WORK TASK:
Return the passage on Great Lakes wolf numbers word for word, in its entirety.

[[ EXERCISE TEXT open ]]

When reading a summary on predators recently, I learned that the number of timber wolves in the Great Lakes region easily exceeds 4,000. After reading that report, I couldn’t help but think of ol’ Earl — and others like him.
Earl’s now dead, but his total hatred of all predators — except for humans, of course — left a lifetime impression on me. Whether it was raccoons, coyotes, foxes, fishers, wolves, crows, snapping turtles or blue herons, Earl considered them “terrible, terrible predators.” He saw no middle ground. Human hunters and trappers should push for laws to put maximum pressure on these critters.
As such, Earl would find no happiness in the wolf’s continued comeback. In the 1980s, for example, Earl and others like him figured they could tolerate 100 wolves in Wisconsin’s North Woods, but wanted guarantees the state would curb the growth if that goal was surpassed.
In fact, Earl would be the first to see government deceit and treachery in the fact that Minnesota’s wolves now number about 2,425, Wisconsin’s about 1,000; and Michigan’s about 620. After all, late in Earl’s life, as the state’s wolf recovery plan gained speed, wildlife biologists predicted wolf numbers could never exceed 100 because of habitat restrictions.

[[ EXERCISE TEXT closed ]]
[[ DATA TO EXAMINE open ]]

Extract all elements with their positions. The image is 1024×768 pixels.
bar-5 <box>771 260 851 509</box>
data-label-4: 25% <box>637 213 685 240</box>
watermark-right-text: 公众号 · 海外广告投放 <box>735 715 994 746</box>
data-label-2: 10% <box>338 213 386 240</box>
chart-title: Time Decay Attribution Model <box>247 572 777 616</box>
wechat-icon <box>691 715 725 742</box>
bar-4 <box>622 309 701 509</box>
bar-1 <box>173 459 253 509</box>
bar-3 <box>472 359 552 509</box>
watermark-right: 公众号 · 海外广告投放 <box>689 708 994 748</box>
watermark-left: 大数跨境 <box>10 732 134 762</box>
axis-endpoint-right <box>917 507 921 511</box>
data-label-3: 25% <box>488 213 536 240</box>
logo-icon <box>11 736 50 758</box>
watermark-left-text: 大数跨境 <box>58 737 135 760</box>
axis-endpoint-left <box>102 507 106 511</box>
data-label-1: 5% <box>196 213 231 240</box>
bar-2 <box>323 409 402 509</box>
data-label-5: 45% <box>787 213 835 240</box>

[[ DATA TO EXAMINE closed ]]

TASK ANSWER:
When reading a summary on predators recently, I learned that the number of timber wolves in the Great Lakes region easily exceeds 4,000. After reading that report, I couldn’t help but think of ol’ Earl — and others like him.
Earl’s now dead, but his total hatred of all predators — except for humans, of course — left a lifetime impression on me. Whether it was raccoons, coyotes, foxes, fishers, wolves, crows, snapping turtles or blue herons, Earl considered them “terrible, terrible predators.” He saw no middle ground. Human hunters and trappers should push for laws to put maximum pressure on these critters.
As such, Earl would find no happiness in the wolf’s continued comeback. In the 1980s, for example, Earl and others like him figured they could tolerate 100 wolves in Wisconsin’s North Woods, but wanted guarantees the state would curb the growth if that goal was surpassed.
In fact, Earl would be the first to see government deceit and treachery in the fact that Minnesota’s wolves now number about 2,425, Wisconsin’s about 1,000; and Michigan’s about 620. After all, late in Earl’s life, as the state’s wolf recovery plan gained speed, wildlife biologists predicted wolf numbers could never exceed 100 because of habitat restrictions.